What you will do: Would you copy out the whole listing exactly as given?

· · ·

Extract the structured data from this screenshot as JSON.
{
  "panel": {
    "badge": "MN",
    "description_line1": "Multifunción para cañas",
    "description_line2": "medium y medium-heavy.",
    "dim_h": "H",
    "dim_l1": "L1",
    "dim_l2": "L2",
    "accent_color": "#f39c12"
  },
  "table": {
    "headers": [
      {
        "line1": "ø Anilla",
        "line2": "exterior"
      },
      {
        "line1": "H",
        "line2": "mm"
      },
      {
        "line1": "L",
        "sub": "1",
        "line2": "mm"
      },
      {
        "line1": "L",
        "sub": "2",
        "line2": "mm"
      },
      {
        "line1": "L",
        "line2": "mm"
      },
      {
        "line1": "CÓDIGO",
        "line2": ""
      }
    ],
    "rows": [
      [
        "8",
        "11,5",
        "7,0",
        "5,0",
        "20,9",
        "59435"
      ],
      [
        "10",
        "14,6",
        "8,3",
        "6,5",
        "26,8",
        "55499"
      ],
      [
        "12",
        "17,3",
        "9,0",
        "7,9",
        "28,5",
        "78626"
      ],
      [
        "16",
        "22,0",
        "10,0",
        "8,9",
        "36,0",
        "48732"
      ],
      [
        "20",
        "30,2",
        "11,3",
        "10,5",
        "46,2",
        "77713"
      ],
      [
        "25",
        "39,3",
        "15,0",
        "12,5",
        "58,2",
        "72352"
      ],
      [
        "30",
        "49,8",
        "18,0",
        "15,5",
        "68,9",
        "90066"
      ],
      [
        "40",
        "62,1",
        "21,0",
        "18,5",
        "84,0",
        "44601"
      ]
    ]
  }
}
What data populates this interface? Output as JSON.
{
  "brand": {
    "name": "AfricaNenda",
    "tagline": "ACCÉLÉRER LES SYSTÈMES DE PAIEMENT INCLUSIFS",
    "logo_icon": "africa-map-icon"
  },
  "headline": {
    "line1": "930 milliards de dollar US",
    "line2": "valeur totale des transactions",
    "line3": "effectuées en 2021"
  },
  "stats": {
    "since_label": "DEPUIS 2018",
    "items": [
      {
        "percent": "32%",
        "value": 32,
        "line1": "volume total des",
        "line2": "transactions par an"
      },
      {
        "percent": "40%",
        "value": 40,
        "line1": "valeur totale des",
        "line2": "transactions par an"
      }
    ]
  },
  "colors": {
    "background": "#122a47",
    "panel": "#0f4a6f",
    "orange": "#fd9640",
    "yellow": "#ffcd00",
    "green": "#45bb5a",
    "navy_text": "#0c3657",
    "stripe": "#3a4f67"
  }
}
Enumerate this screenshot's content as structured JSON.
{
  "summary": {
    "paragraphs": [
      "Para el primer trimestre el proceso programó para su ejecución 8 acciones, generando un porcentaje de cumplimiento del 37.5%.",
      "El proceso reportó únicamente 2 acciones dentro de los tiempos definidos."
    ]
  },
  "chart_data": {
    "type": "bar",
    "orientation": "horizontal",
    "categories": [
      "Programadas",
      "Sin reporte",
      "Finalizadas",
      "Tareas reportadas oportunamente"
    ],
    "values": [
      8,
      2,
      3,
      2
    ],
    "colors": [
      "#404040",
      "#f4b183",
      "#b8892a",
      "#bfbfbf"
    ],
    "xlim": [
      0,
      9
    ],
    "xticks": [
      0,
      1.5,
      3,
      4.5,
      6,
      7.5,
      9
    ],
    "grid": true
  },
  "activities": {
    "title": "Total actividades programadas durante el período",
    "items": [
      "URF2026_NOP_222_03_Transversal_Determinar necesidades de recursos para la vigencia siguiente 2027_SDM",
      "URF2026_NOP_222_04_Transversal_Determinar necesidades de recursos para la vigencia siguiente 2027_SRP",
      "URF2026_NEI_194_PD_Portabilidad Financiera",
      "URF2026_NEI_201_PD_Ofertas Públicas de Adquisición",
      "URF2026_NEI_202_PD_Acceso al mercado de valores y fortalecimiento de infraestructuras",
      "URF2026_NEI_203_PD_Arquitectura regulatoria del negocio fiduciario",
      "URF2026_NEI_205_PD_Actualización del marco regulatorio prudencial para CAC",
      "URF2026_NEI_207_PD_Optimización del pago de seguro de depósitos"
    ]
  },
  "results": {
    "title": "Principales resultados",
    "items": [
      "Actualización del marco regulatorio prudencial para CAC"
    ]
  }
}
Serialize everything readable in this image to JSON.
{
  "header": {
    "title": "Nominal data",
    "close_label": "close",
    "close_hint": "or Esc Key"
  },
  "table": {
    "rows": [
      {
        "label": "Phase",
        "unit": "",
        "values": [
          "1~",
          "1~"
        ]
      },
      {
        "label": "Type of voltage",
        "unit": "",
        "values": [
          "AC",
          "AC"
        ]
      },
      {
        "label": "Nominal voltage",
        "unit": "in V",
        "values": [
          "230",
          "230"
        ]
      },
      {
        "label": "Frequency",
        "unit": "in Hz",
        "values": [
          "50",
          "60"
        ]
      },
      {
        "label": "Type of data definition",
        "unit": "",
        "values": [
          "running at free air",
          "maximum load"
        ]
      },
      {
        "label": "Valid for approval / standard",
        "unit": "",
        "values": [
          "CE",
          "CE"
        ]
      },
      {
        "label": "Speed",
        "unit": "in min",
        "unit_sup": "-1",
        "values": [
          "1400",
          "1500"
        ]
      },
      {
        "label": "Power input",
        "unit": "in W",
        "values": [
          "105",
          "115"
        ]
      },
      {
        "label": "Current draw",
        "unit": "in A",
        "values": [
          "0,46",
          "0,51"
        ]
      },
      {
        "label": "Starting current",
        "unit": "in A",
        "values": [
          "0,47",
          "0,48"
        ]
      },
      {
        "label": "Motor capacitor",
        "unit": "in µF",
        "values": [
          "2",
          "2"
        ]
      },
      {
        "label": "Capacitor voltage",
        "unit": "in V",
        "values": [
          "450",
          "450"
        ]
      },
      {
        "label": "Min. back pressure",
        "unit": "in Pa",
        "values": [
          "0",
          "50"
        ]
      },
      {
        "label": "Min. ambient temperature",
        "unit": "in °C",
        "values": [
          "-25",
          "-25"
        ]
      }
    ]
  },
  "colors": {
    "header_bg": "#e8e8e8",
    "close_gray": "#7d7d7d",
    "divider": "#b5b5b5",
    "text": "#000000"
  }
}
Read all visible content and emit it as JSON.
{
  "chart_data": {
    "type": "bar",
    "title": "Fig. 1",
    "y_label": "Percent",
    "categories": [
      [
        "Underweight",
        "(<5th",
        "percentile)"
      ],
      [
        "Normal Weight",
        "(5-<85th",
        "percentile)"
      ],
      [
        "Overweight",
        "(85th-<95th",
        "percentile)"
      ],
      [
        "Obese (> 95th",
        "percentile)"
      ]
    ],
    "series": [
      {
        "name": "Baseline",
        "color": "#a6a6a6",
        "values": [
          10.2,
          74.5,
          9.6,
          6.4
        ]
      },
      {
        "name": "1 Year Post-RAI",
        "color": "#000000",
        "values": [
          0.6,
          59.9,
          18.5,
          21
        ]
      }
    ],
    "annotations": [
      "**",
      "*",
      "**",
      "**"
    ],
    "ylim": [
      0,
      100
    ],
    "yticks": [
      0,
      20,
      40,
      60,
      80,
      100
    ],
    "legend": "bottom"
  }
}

· · ·

Full answer:
Extract the structured data from this screenshot as JSON.
{
  "panel": {
    "badge": "MN",
    "description_line1": "Multifunción para cañas",
    "description_line2": "medium y medium-heavy.",
    "dim_h": "H",
    "dim_l1": "L1",
    "dim_l2": "L2",
    "accent_color": "#f39c12"
  },
  "table": {
    "headers": [
      {
        "line1": "ø Anilla",
        "line2": "exterior"
      },
      {
        "line1": "H",
        "line2": "mm"
      },
      {
        "line1": "L",
        "sub": "1",
        "line2": "mm"
      },
      {
        "line1": "L",
        "sub": "2",
        "line2": "mm"
      },
      {
        "line1": "L",
        "line2": "mm"
      },
      {
        "line1": "CÓDIGO",
        "line2": ""
      }
    ],
    "rows": [
      [
        "8",
        "11,5",
        "7,0",
        "5,0",
        "20,9",
        "59435"
      ],
      [
        "10",
        "14,6",
        "8,3",
        "6,5",
        "26,8",
        "55499"
      ],
      [
        "12",
        "17,3",
        "9,0",
        "7,9",
        "28,5",
        "78626"
      ],
      [
        "16",
        "22,0",
        "10,0",
        "8,9",
        "36,0",
        "48732"
      ],
      [
        "20",
        "30,2",
        "11,3",
        "10,5",
        "46,2",
        "77713"
      ],
      [
        "25",
        "39,3",
        "15,0",
        "12,5",
        "58,2",
        "72352"
      ],
      [
        "30",
        "49,8",
        "18,0",
        "15,5",
        "68,9",
        "90066"
      ],
      [
        "40",
        "62,1",
        "21,0",
        "18,5",
        "84,0",
        "44601"
      ]
    ]
  }
}
What data populates this interface? Output as JSON.
{
  "brand": {
    "name": "AfricaNenda",
    "tagline": "ACCÉLÉRER LES SYSTÈMES DE PAIEMENT INCLUSIFS",
    "logo_icon": "africa-map-icon"
  },
  "headline": {
    "line1": "930 milliards de dollar US",
    "line2": "valeur totale des transactions",
    "line3": "effectuées en 2021"
  },
  "stats": {
    "since_label": "DEPUIS 2018",
    "items": [
      {
        "percent": "32%",
        "value": 32,
        "line1": "volume total des",
        "line2": "transactions par an"
      },
      {
        "percent": "40%",
        "value": 40,
        "line1": "valeur totale des",
        "line2": "transactions par an"
      }
    ]
  },
  "colors": {
    "background": "#122a47",
    "panel": "#0f4a6f",
    "orange": "#fd9640",
    "yellow": "#ffcd00",
    "green": "#45bb5a",
    "navy_text": "#0c3657",
    "stripe": "#3a4f67"
  }
}
Enumerate this screenshot's content as structured JSON.
{
  "summary": {
    "paragraphs": [
      "Para el primer trimestre el proceso programó para su ejecución 8 acciones, generando un porcentaje de cumplimiento del 37.5%.",
      "El proceso reportó únicamente 2 acciones dentro de los tiempos definidos."
    ]
  },
  "chart_data": {
    "type": "bar",
    "orientation": "horizontal",
    "categories": [
      "Programadas",
      "Sin reporte",
      "Finalizadas",
      "Tareas reportadas oportunamente"
    ],
    "values": [
      8,
      2,
      3,
      2
    ],
    "colors": [
      "#404040",
      "#f4b183",
      "#b8892a",
      "#bfbfbf"
    ],
    "xlim": [
      0,
      9
    ],
    "xticks": [
      0,
      1.5,
      3,
      4.5,
      6,
      7.5,
      9
    ],
    "grid": true
  },
  "activities": {
    "title": "Total actividades programadas durante el período",
    "items": [
      "URF2026_NOP_222_03_Transversal_Determinar necesidades de recursos para la vigencia siguiente 2027_SDM",
      "URF2026_NOP_222_04_Transversal_Determinar necesidades de recursos para la vigencia siguiente 2027_SRP",
      "URF2026_NEI_194_PD_Portabilidad Financiera",
      "URF2026_NEI_201_PD_Ofertas Públicas de Adquisición",
      "URF2026_NEI_202_PD_Acceso al mercado de valores y fortalecimiento de infraestructuras",
      "URF2026_NEI_203_PD_Arquitectura regulatoria del negocio fiduciario",
      "URF2026_NEI_205_PD_Actualización del marco regulatorio prudencial para CAC",
      "URF2026_NEI_207_PD_Optimización del pago de seguro de depósitos"
    ]
  },
  "results": {
    "title": "Principales resultados",
    "items": [
      "Actualización del marco regulatorio prudencial para CAC"
    ]
  }
}
Serialize everything readable in this image to JSON.
{
  "header": {
    "title": "Nominal data",
    "close_label": "close",
    "close_hint": "or Esc Key"
  },
  "table": {
    "rows": [
      {
        "label": "Phase",
        "unit": "",
        "values": [
          "1~",
          "1~"
        ]
      },
      {
        "label": "Type of voltage",
        "unit": "",
        "values": [
          "AC",
          "AC"
        ]
      },
      {
        "label": "Nominal voltage",
        "unit": "in V",
        "values": [
          "230",
          "230"
        ]
      },
      {
        "label": "Frequency",
        "unit": "in Hz",
        "values": [
          "50",
          "60"
        ]
      },
      {
        "label": "Type of data definition",
        "unit": "",
        "values": [
          "running at free air",
          "maximum load"
        ]
      },
      {
        "label": "Valid for approval / standard",
        "unit": "",
        "values": [
          "CE",
          "CE"
        ]
      },
      {
        "label": "Speed",
        "unit": "in min",
        "unit_sup": "-1",
        "values": [
          "1400",
          "1500"
        ]
      },
      {
        "label": "Power input",
        "unit": "in W",
        "values": [
          "105",
          "115"
        ]
      },
      {
        "label": "Current draw",
        "unit": "in A",
        "values": [
          "0,46",
          "0,51"
        ]
      },
      {
        "label": "Starting current",
        "unit": "in A",
        "values": [
          "0,47",
          "0,48"
        ]
      },
      {
        "label": "Motor capacitor",
        "unit": "in µF",
        "values": [
          "2",
          "2"
        ]
      },
      {
        "label": "Capacitor voltage",
        "unit": "in V",
        "values": [
          "450",
          "450"
        ]
      },
      {
        "label": "Min. back pressure",
        "unit": "in Pa",
        "values": [
          "0",
          "50"
        ]
      },
      {
        "label": "Min. ambient temperature",
        "unit": "in °C",
        "values": [
          "-25",
          "-25"
        ]
      }
    ]
  },
  "colors": {
    "header_bg": "#e8e8e8",
    "close_gray": "#7d7d7d",
    "divider": "#b5b5b5",
    "text": "#000000"
  }
}
Read all visible content and emit it as JSON.
{
  "chart_data": {
    "type": "bar",
    "title": "Fig. 1",
    "y_label": "Percent",
    "categories": [
      [
        "Underweight",
        "(<5th",
        "percentile)"
      ],
      [
        "Normal Weight",
        "(5-<85th",
        "percentile)"
      ],
      [
        "Overweight",
        "(85th-<95th",
        "percentile)"
      ],
      [
        "Obese (> 95th",
        "percentile)"
      ]
    ],
    "series": [
      {
        "name": "Baseline",
        "color": "#a6a6a6",
        "values": [
          10.2,
          74.5,
          9.6,
          6.4
        ]
      },
      {
        "name": "1 Year Post-RAI",
        "color": "#000000",
        "values": [
          0.6,
          59.9,
          18.5,
          21
        ]
      }
    ],
    "annotations": [
      "**",
      "*",
      "**",
      "**"
    ],
    "ylim": [
      0,
      100
    ],
    "yticks": [
      0,
      20,
      40,
      60,
      80,
      100
    ],
    "legend": "bottom"
  }
}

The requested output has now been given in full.